Recorded data

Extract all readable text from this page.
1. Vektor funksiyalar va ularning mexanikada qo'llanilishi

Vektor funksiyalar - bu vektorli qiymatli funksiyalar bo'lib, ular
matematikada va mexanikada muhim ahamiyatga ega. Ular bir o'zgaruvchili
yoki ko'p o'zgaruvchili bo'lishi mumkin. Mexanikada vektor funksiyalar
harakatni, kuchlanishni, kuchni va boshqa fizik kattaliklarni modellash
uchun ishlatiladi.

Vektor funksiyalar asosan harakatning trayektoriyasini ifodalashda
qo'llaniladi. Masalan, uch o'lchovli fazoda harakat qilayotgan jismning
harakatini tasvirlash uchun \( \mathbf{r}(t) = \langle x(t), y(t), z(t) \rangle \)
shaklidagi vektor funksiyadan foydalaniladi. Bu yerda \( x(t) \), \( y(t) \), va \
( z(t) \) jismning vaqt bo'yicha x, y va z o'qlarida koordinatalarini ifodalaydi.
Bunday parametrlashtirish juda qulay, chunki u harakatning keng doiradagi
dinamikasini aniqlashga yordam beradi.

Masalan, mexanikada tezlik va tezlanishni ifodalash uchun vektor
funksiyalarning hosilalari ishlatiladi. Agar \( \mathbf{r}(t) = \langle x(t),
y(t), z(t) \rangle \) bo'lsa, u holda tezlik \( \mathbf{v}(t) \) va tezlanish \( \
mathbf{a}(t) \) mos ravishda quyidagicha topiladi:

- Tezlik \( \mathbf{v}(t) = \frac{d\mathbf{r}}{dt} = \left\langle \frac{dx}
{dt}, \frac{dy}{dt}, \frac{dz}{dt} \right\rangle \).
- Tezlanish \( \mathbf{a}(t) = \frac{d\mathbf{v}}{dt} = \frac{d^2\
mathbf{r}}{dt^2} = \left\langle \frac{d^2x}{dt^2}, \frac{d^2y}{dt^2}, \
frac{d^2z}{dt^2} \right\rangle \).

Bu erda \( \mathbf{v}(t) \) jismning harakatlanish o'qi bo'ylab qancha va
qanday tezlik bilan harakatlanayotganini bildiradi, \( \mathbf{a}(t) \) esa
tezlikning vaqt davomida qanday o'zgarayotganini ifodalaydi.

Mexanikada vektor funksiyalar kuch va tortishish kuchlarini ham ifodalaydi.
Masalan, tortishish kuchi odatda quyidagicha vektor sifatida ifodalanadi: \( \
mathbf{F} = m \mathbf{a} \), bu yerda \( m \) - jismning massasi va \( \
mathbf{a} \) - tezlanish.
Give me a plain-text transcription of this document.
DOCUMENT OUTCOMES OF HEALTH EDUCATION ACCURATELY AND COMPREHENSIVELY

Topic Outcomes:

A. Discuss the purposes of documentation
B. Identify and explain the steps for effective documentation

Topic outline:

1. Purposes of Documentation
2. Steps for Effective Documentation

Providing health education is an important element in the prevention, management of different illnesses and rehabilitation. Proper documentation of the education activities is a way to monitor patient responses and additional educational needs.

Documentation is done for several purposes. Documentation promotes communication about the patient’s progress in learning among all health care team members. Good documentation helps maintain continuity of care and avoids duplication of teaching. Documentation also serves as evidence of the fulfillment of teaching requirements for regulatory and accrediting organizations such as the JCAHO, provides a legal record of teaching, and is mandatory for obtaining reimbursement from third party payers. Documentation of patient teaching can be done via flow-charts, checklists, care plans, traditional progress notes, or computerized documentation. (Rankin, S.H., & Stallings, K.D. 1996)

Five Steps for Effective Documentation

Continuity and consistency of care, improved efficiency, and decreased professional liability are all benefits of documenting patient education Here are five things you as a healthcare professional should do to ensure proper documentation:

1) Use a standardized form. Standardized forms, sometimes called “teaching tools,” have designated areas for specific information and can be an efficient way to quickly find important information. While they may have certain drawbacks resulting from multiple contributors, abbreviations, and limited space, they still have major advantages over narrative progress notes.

PROBLEM DETAILS> Give only the number of lines in the entries that contain "tortishish".

SOLUTION TO THE PROBLEM> 2